*TASK DESCRIPTION:* Each line holding the word "Size" counts once; give the total and nothing more.

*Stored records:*
----
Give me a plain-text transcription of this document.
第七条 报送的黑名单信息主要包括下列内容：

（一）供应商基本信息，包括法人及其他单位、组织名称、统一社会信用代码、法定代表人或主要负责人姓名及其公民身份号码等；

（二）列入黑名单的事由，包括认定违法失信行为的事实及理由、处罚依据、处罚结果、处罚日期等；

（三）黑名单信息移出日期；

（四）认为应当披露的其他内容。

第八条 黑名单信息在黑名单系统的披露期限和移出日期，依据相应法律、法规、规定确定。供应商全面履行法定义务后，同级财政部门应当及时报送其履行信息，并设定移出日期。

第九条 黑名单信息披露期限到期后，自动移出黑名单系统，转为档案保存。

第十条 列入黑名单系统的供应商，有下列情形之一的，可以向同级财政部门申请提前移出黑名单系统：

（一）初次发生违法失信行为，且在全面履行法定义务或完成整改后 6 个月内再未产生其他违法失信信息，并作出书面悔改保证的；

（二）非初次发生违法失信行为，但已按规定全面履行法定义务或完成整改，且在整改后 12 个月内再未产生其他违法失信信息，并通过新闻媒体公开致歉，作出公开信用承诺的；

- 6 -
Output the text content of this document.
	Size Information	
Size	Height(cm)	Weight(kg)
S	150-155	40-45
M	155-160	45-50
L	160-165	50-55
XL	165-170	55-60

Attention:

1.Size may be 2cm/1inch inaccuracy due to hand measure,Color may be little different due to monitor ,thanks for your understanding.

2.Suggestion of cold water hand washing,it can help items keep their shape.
----
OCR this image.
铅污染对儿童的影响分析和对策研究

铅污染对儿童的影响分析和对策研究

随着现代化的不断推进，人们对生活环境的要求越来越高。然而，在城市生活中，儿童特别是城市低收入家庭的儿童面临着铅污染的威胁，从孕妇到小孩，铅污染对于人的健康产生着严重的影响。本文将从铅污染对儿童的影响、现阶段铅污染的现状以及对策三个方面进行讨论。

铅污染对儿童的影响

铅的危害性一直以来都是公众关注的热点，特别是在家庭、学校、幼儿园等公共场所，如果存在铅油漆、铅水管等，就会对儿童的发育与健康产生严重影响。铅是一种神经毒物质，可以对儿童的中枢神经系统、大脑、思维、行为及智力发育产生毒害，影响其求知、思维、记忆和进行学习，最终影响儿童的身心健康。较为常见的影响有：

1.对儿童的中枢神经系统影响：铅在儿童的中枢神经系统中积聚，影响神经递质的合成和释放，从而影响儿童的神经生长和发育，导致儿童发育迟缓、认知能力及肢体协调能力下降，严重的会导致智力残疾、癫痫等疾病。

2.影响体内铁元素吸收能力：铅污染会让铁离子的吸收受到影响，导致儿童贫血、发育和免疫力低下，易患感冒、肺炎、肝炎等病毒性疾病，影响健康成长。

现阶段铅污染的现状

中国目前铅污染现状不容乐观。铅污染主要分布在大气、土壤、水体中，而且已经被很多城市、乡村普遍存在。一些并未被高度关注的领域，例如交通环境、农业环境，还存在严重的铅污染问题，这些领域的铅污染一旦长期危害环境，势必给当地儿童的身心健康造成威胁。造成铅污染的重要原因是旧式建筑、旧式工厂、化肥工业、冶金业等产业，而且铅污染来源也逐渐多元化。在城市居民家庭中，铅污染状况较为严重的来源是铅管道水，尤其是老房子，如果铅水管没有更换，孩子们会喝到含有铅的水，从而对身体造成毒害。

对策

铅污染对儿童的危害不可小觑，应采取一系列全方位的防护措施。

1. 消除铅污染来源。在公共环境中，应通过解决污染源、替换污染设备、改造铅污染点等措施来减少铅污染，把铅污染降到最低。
----
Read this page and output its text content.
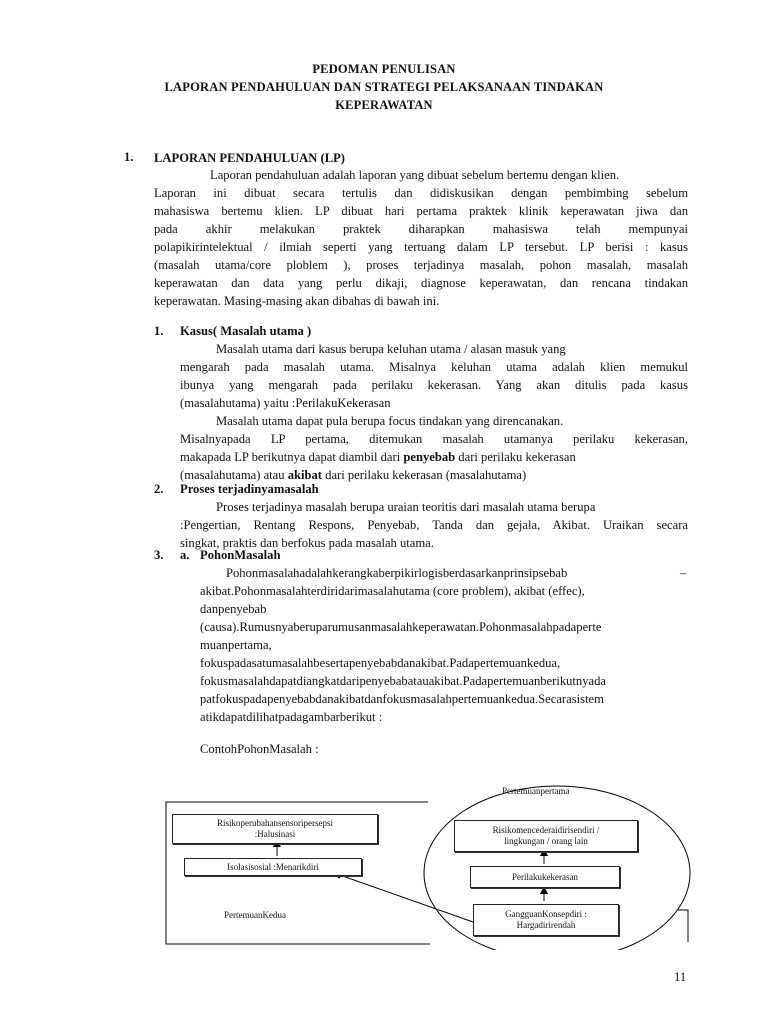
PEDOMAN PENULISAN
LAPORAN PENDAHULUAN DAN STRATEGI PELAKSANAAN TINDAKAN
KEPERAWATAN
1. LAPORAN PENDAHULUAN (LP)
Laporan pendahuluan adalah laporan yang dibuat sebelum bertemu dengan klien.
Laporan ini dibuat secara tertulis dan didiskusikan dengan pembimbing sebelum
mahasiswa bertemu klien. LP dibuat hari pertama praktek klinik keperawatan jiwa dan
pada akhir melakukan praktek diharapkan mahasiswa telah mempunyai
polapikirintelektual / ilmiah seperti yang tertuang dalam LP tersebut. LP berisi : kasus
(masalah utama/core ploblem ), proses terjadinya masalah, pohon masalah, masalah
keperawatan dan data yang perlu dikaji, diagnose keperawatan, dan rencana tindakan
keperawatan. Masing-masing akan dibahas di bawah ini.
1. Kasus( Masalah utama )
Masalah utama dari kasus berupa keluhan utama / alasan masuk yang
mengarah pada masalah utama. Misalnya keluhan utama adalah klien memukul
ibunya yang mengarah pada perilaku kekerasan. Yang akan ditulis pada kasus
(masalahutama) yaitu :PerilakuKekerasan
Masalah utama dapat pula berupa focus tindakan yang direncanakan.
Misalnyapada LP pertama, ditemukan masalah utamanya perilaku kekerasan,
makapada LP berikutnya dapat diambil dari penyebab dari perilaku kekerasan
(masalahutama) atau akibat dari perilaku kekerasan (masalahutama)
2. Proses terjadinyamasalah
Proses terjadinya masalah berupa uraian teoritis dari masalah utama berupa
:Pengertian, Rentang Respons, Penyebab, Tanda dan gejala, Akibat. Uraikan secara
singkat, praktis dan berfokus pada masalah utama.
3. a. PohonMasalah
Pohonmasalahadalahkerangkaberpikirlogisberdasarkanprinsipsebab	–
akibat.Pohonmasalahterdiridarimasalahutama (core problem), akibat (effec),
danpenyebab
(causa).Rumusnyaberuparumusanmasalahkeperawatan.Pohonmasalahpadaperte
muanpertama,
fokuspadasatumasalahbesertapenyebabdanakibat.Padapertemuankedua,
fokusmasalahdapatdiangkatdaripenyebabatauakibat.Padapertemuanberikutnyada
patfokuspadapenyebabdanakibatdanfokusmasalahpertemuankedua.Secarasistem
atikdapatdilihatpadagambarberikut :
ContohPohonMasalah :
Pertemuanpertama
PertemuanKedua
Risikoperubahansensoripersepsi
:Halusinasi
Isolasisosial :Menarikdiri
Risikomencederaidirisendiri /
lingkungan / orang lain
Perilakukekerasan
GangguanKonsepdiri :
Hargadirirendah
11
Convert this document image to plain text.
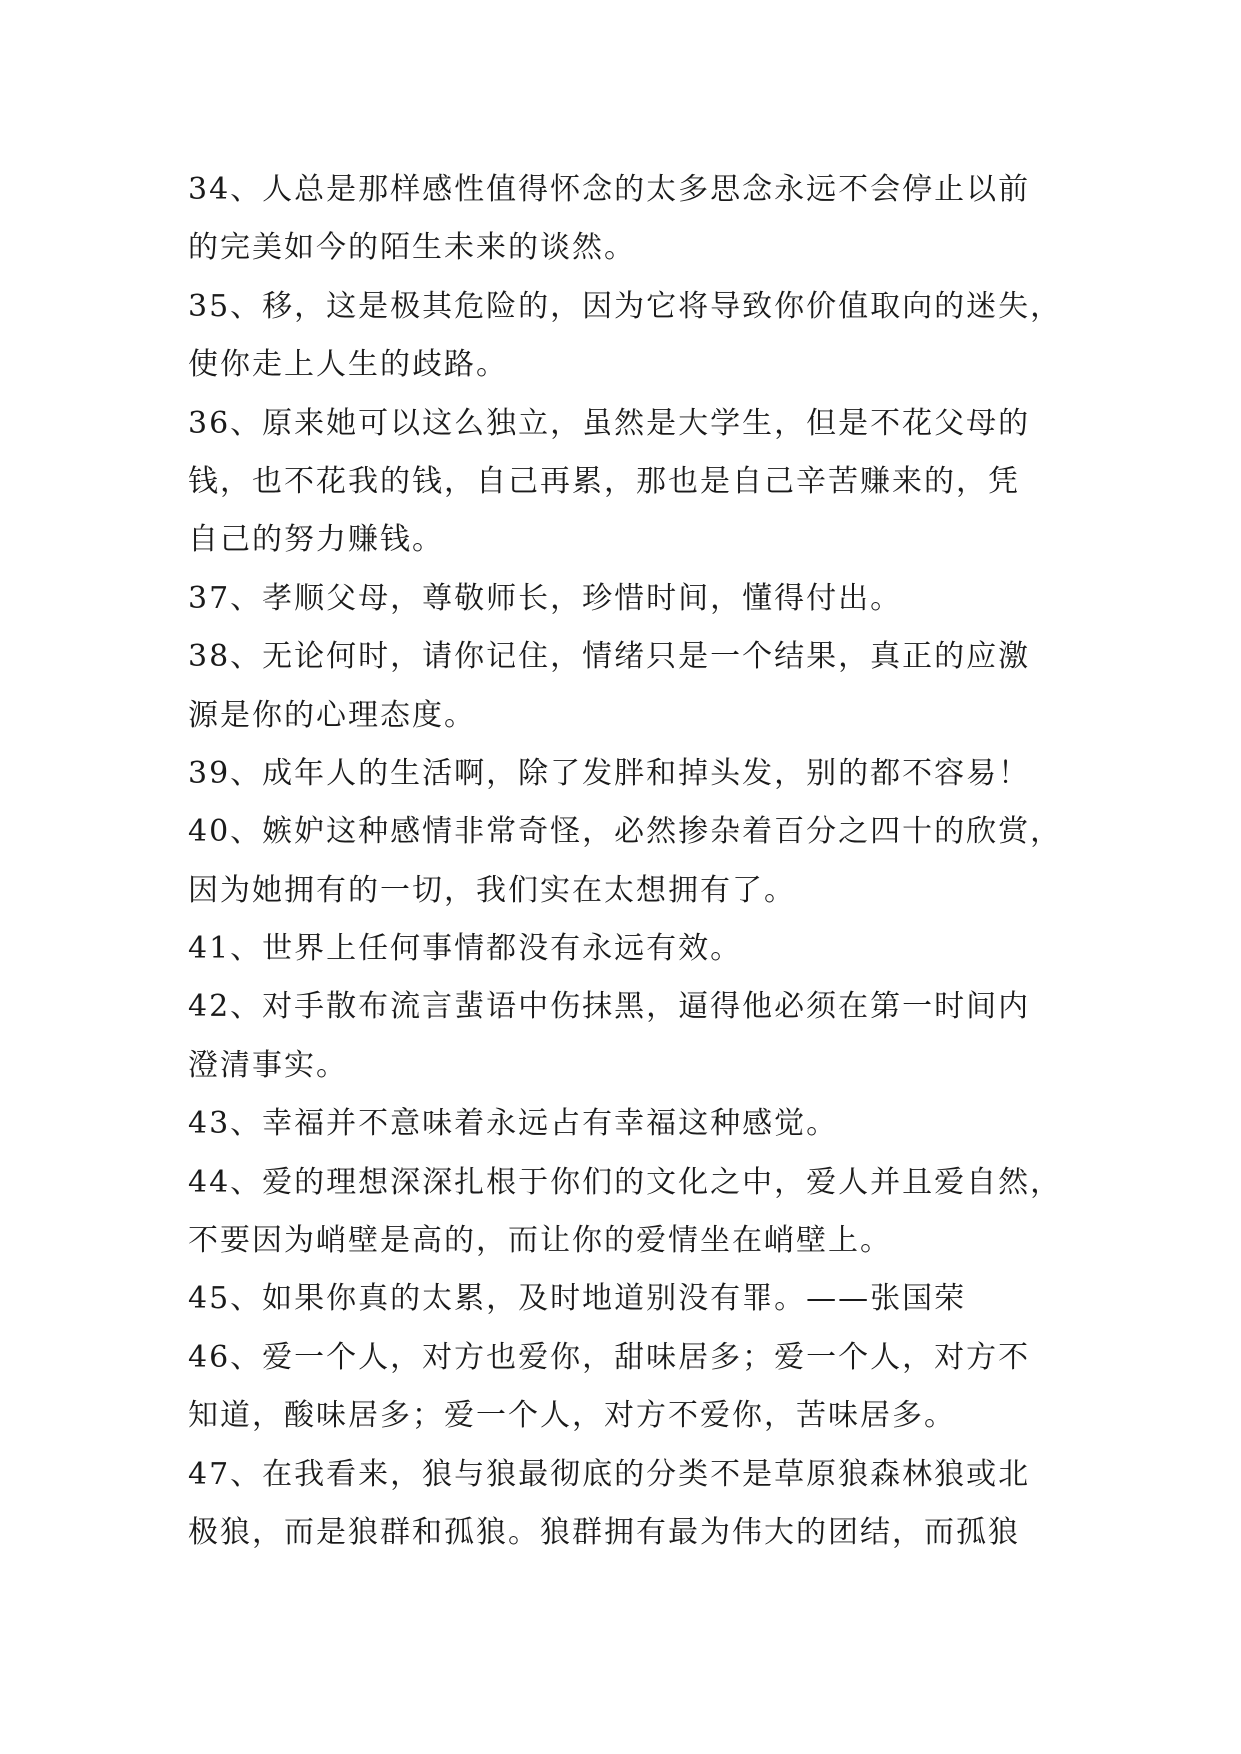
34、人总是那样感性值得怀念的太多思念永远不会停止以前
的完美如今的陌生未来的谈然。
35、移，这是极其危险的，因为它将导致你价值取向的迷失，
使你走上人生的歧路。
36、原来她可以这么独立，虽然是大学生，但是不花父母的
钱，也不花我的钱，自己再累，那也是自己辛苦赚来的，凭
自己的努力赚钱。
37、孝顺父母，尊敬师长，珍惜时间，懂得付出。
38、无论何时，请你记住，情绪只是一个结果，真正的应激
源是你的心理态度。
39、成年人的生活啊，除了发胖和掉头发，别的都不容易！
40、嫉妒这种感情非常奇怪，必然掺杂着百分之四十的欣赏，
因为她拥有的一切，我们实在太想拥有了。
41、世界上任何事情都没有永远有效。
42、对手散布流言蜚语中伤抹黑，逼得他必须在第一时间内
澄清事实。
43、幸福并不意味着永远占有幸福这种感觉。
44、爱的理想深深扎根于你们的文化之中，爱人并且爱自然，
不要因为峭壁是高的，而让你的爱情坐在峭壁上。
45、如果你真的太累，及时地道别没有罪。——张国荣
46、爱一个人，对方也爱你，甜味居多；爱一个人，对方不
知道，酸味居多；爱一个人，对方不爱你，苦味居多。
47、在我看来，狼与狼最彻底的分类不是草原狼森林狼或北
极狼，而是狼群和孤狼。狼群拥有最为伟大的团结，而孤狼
----
*FINISHED TASK:* 3